# RECORDS FOR THE EXERCISE start

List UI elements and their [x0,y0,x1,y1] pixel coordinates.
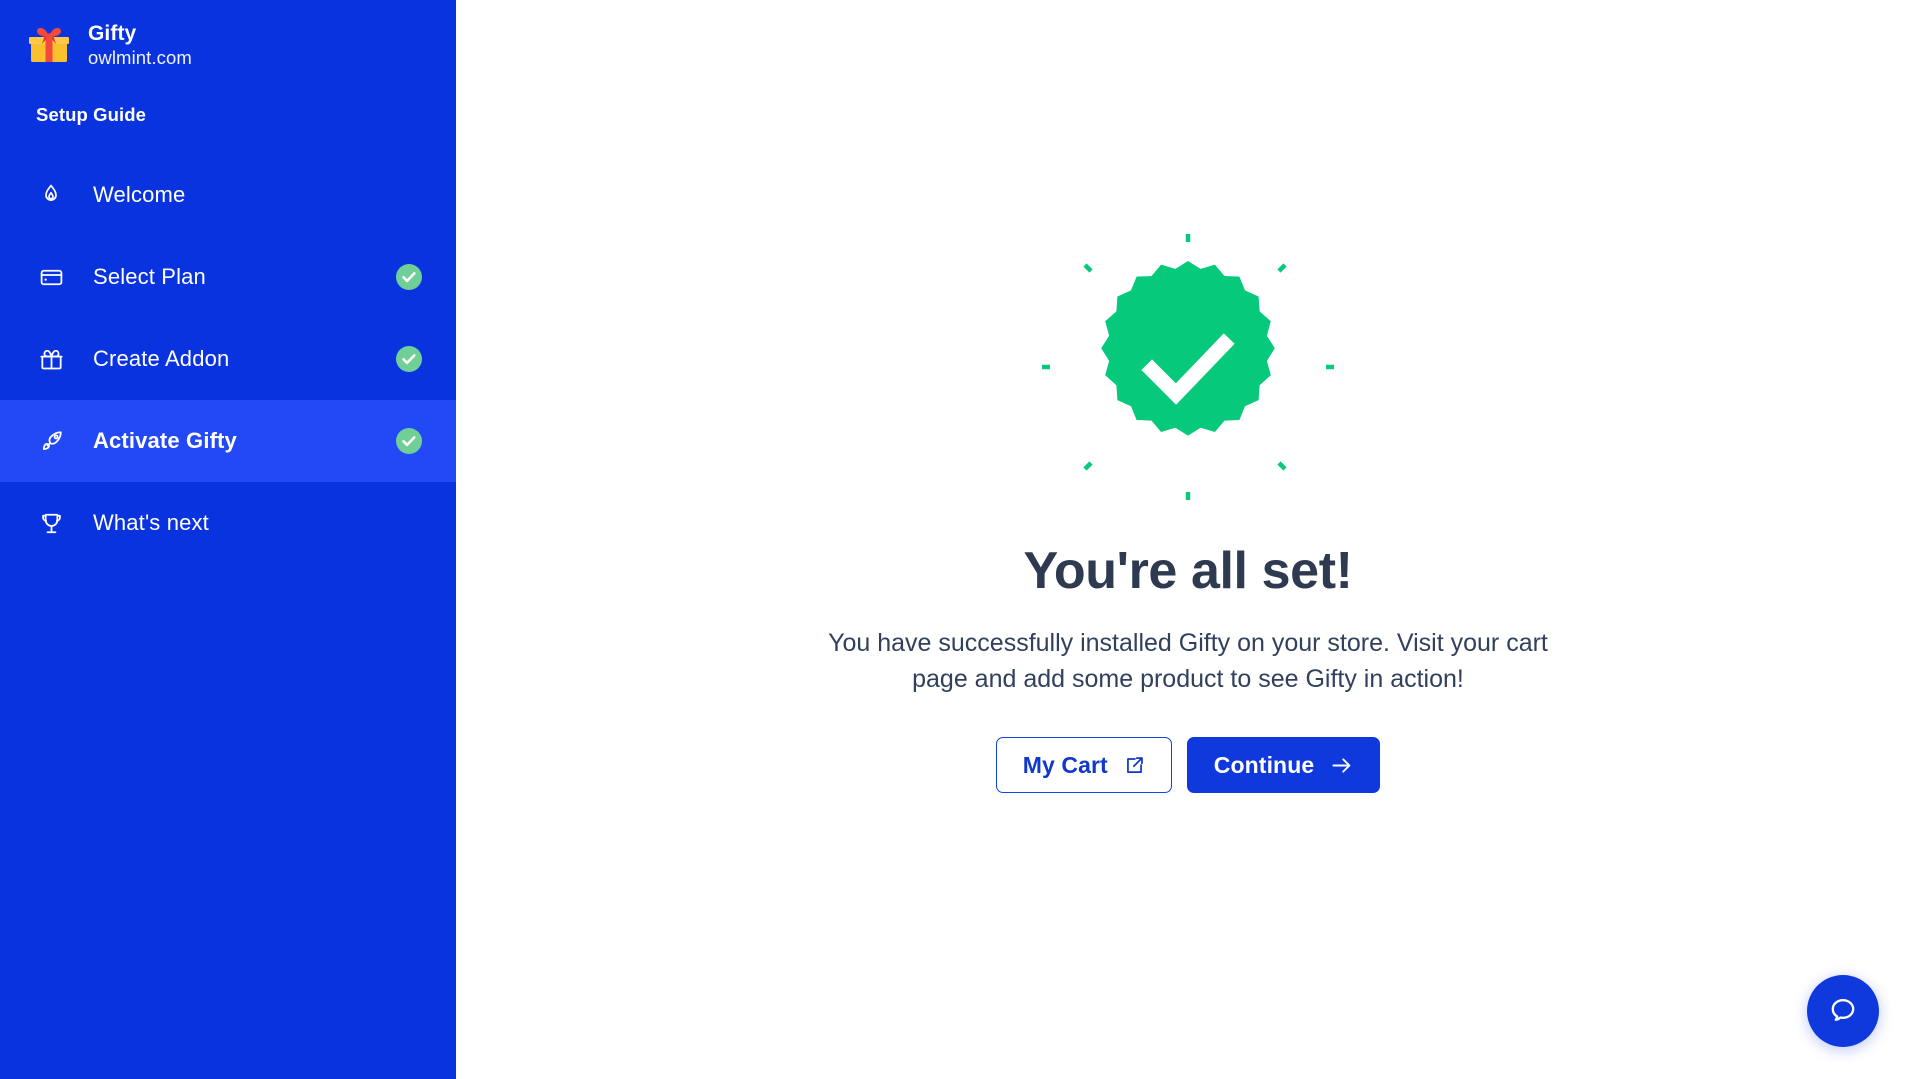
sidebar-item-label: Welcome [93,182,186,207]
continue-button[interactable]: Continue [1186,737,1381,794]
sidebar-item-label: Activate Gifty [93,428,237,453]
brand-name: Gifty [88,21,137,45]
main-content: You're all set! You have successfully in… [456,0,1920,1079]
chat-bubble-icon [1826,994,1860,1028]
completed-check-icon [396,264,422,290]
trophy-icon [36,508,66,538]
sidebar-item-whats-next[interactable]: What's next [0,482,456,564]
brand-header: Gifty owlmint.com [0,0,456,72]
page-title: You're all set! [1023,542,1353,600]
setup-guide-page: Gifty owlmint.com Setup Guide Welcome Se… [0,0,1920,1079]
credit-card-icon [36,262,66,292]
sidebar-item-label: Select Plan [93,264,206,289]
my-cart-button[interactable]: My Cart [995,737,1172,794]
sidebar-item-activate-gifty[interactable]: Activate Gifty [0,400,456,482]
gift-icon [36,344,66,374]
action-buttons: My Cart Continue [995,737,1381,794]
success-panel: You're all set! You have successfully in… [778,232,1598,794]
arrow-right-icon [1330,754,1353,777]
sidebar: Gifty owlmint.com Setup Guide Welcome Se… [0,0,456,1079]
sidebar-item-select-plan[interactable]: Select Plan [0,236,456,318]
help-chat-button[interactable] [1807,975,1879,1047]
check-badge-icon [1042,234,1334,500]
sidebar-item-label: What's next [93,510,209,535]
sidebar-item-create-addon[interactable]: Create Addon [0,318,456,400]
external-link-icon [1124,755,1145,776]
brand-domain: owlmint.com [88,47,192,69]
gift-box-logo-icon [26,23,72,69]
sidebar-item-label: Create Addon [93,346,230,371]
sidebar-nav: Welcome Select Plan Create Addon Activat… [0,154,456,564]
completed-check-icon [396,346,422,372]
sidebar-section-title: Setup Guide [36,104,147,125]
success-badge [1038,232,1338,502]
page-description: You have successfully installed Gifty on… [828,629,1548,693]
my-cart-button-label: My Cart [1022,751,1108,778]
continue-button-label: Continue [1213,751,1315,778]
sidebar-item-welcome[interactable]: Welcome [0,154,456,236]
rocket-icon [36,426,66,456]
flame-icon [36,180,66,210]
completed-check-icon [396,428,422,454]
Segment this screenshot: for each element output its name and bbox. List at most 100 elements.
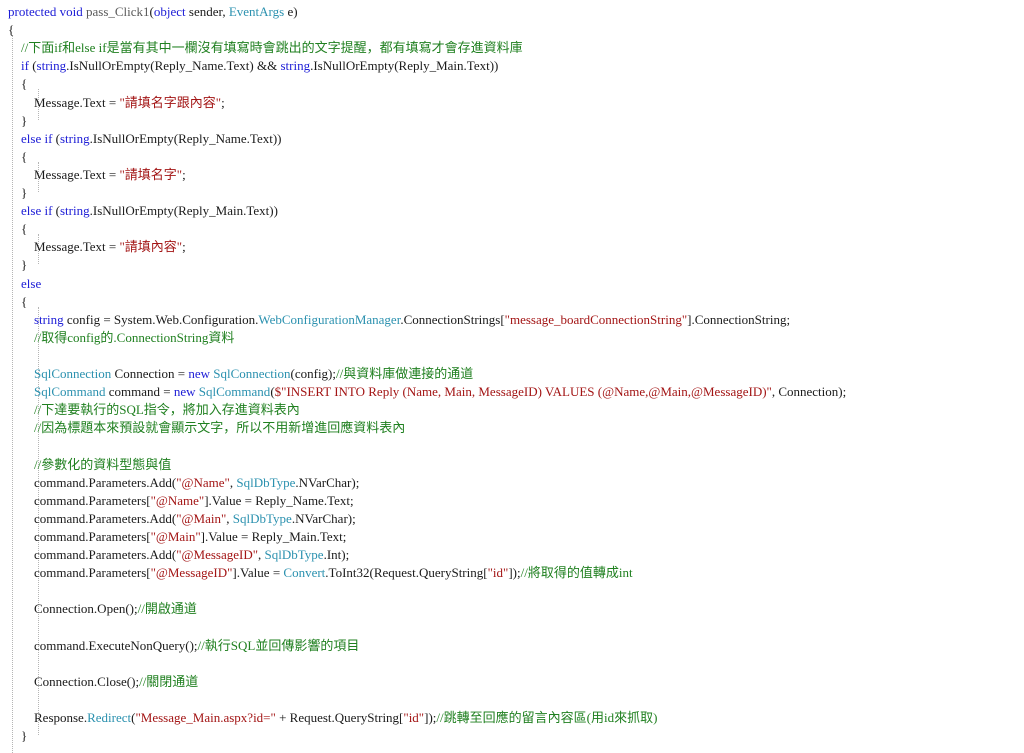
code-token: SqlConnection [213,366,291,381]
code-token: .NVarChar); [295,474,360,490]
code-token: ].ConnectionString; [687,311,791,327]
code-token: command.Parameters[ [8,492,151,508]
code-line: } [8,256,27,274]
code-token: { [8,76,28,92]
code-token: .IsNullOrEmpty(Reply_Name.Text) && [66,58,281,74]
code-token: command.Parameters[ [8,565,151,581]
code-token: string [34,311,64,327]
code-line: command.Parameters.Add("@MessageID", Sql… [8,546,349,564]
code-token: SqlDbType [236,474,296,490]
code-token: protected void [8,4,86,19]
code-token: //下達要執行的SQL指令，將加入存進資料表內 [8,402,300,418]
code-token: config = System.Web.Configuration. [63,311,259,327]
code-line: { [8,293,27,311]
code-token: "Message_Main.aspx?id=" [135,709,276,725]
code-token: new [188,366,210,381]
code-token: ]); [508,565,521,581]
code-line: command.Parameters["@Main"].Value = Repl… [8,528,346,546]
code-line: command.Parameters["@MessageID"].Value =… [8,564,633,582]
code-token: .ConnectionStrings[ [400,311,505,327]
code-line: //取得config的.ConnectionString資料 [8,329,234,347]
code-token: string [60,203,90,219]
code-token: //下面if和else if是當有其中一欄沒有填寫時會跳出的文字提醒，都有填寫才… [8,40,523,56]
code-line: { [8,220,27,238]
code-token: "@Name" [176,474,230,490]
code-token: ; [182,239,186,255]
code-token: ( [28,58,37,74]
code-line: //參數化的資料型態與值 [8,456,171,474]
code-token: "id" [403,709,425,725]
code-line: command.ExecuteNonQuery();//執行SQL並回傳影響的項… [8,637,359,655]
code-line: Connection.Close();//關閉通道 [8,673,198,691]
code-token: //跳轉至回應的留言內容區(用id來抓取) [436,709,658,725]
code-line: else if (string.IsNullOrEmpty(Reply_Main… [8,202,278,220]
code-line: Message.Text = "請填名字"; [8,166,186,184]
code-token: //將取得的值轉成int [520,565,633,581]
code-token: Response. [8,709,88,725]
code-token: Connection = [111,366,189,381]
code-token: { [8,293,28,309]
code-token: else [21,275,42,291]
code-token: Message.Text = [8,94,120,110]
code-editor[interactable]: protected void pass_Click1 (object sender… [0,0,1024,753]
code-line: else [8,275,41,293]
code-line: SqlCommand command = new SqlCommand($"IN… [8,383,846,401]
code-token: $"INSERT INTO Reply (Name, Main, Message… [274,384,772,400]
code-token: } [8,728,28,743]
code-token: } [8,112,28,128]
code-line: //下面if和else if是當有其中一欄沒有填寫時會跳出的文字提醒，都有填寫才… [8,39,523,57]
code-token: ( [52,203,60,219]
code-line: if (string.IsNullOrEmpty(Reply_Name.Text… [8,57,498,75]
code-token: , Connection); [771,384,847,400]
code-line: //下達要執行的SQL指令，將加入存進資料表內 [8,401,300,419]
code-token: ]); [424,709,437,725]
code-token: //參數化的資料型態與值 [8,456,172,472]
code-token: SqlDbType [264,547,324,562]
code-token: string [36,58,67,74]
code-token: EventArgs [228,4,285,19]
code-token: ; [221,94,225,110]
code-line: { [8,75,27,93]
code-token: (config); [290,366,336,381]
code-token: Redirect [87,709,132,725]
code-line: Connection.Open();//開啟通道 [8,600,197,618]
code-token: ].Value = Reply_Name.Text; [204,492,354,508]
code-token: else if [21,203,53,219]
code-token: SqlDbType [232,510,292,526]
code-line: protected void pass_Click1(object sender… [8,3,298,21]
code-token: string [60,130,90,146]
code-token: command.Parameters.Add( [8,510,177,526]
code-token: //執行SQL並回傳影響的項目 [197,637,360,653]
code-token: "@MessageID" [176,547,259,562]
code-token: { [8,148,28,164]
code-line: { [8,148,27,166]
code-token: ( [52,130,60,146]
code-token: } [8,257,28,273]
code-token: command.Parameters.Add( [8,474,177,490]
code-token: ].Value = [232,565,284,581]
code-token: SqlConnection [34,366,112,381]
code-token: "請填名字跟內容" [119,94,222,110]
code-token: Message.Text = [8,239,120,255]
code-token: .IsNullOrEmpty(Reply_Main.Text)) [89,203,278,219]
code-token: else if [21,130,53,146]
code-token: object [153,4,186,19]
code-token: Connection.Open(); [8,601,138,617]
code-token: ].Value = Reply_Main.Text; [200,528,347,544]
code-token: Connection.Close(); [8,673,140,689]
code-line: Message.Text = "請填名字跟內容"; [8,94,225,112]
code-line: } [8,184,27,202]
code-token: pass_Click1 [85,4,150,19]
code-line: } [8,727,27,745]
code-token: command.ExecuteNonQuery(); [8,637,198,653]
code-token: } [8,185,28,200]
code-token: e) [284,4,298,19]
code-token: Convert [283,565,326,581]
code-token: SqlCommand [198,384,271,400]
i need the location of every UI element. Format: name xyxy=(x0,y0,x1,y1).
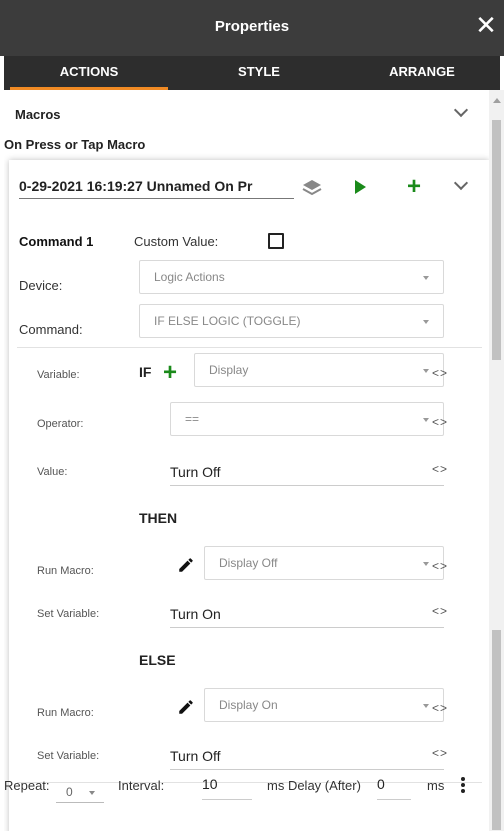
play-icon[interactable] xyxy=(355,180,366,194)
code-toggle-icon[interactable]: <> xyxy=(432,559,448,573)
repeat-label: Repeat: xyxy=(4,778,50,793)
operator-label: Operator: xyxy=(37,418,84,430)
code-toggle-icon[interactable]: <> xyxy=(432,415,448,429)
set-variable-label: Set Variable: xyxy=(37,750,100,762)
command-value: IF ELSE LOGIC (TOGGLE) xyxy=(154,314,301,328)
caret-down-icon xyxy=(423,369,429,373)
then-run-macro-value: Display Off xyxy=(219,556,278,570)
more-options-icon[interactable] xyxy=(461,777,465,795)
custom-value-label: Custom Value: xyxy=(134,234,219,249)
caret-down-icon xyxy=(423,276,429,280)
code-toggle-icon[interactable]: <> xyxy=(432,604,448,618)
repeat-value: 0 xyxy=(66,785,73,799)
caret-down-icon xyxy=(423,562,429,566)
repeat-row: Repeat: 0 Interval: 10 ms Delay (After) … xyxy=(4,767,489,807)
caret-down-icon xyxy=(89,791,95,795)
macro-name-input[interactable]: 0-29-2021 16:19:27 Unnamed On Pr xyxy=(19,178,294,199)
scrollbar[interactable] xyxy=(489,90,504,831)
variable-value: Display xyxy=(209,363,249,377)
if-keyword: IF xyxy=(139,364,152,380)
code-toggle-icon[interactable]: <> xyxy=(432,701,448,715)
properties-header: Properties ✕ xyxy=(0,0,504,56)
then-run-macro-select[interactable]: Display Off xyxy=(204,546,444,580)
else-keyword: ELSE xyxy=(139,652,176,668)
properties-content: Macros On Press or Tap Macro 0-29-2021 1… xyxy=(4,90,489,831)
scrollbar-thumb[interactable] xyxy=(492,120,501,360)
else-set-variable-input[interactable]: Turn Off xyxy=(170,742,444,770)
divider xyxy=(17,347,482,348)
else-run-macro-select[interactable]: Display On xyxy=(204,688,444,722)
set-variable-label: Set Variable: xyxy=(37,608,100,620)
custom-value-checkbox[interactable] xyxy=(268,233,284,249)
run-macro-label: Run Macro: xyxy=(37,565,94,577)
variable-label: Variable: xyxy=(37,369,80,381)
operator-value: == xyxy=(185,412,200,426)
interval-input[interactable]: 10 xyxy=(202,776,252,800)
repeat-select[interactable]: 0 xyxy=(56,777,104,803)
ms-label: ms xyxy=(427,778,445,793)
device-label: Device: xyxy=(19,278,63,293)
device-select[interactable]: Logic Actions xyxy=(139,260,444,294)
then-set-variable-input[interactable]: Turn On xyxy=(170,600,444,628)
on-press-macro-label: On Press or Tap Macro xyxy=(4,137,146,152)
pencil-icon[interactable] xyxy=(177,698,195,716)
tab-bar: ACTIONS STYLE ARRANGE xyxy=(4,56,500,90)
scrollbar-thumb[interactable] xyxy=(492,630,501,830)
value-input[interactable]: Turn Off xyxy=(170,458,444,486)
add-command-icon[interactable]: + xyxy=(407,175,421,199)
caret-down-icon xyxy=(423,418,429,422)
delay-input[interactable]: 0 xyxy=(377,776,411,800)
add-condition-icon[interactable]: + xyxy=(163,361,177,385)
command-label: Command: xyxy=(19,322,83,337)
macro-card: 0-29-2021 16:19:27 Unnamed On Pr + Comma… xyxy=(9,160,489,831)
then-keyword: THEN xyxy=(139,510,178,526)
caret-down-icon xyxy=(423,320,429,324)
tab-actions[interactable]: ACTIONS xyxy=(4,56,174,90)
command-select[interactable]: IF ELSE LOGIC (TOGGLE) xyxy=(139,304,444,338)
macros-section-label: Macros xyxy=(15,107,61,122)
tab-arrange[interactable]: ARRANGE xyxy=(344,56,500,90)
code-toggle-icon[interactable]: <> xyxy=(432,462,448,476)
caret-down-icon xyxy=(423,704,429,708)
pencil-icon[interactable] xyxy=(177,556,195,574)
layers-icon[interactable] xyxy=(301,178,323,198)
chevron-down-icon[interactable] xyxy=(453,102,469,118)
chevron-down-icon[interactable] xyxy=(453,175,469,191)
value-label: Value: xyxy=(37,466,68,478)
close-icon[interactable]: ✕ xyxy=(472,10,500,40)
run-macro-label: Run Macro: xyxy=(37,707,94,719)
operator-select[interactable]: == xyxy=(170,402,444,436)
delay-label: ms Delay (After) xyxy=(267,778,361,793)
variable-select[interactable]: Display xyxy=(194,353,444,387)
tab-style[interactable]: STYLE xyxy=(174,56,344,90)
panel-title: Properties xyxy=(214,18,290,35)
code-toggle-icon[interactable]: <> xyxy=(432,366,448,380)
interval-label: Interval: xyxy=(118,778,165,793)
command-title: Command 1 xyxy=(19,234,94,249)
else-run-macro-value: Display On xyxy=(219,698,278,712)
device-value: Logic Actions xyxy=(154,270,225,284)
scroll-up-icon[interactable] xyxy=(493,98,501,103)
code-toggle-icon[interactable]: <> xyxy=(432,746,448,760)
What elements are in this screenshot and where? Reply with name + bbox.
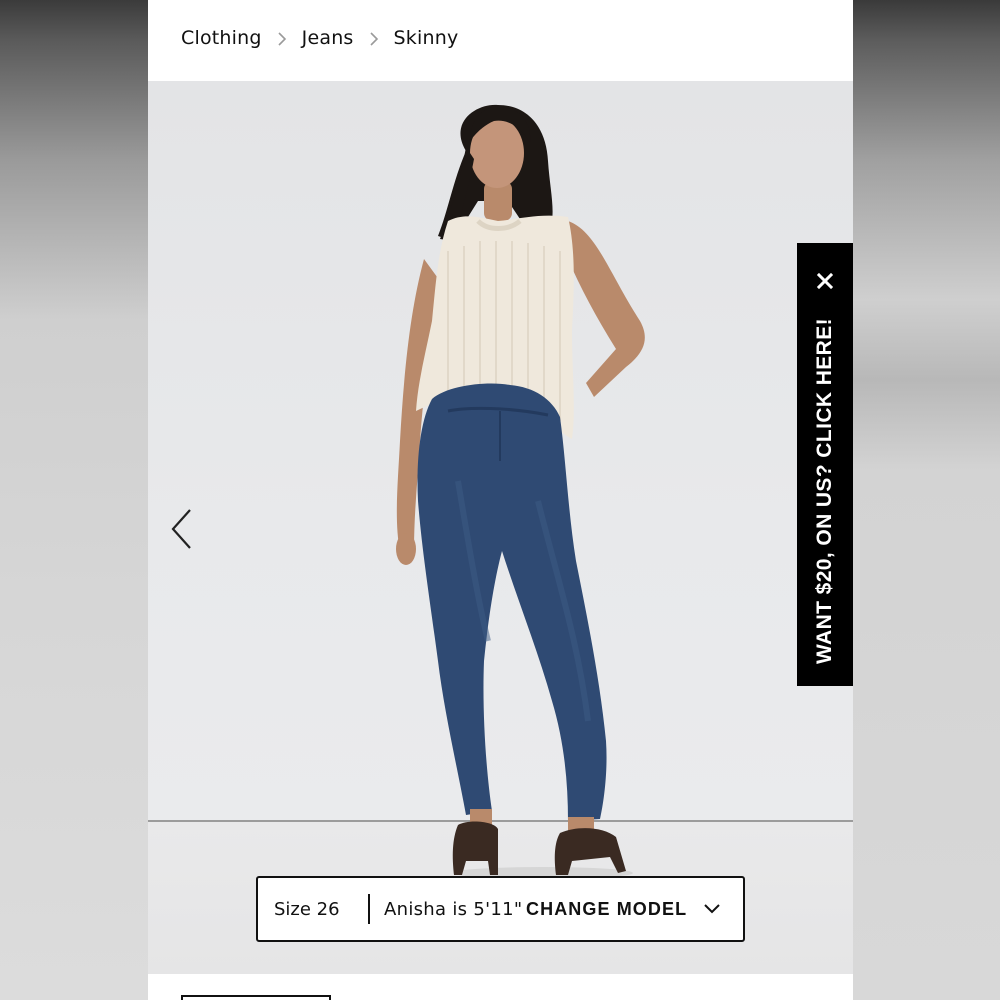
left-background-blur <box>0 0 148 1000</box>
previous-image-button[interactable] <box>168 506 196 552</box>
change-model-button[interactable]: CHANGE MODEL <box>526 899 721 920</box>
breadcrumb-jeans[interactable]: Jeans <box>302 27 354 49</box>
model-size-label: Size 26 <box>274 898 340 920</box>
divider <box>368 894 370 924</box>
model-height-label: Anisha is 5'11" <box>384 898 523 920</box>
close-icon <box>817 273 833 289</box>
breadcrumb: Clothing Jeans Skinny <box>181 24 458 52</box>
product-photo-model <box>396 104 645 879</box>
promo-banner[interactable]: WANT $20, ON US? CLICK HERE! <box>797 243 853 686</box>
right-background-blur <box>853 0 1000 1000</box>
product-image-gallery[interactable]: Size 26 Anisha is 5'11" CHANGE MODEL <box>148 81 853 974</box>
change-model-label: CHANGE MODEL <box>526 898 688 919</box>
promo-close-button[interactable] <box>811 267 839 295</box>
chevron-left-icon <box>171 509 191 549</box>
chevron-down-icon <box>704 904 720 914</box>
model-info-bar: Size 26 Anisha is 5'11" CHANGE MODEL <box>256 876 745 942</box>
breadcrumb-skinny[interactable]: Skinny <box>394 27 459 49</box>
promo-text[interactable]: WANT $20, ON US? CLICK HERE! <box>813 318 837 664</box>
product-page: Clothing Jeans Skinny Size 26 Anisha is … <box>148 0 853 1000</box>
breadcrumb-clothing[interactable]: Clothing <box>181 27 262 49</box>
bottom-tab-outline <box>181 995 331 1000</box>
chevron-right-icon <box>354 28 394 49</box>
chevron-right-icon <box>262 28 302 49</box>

# RECORDS FOR THE EXERCISE end

Reproduce the stretch from the line containing "left-background-blur <box>0 0 148 1000</box>" through the end of the records, renaming every "promo" to "offer" and keeping everything else unchanged. Give only those lines.

left-background-blur <box>0 0 148 1000</box>
previous-image-button[interactable] <box>168 506 196 552</box>
change-model-button[interactable]: CHANGE MODEL <box>526 899 721 920</box>
breadcrumb-jeans[interactable]: Jeans <box>302 27 354 49</box>
model-size-label: Size 26 <box>274 898 340 920</box>
divider <box>368 894 370 924</box>
model-height-label: Anisha is 5'11" <box>384 898 523 920</box>
close-icon <box>817 273 833 289</box>
breadcrumb: Clothing Jeans Skinny <box>181 24 458 52</box>
product-photo-model <box>396 104 645 879</box>
offer-banner[interactable]: WANT $20, ON US? CLICK HERE! <box>797 243 853 686</box>
right-background-blur <box>853 0 1000 1000</box>
product-image-gallery[interactable]: Size 26 Anisha is 5'11" CHANGE MODEL <box>148 81 853 974</box>
change-model-label: CHANGE MODEL <box>526 898 688 919</box>
offer-close-button[interactable] <box>811 267 839 295</box>
chevron-left-icon <box>171 509 191 549</box>
chevron-down-icon <box>704 904 720 914</box>
model-info-bar: Size 26 Anisha is 5'11" CHANGE MODEL <box>256 876 745 942</box>
breadcrumb-skinny[interactable]: Skinny <box>394 27 459 49</box>
offer-text[interactable]: WANT $20, ON US? CLICK HERE! <box>813 318 837 664</box>
product-page: Clothing Jeans Skinny Size 26 Anisha is … <box>148 0 853 1000</box>
breadcrumb-clothing[interactable]: Clothing <box>181 27 262 49</box>
bottom-tab-outline <box>181 995 331 1000</box>
chevron-right-icon <box>354 28 394 49</box>
chevron-right-icon <box>262 28 302 49</box>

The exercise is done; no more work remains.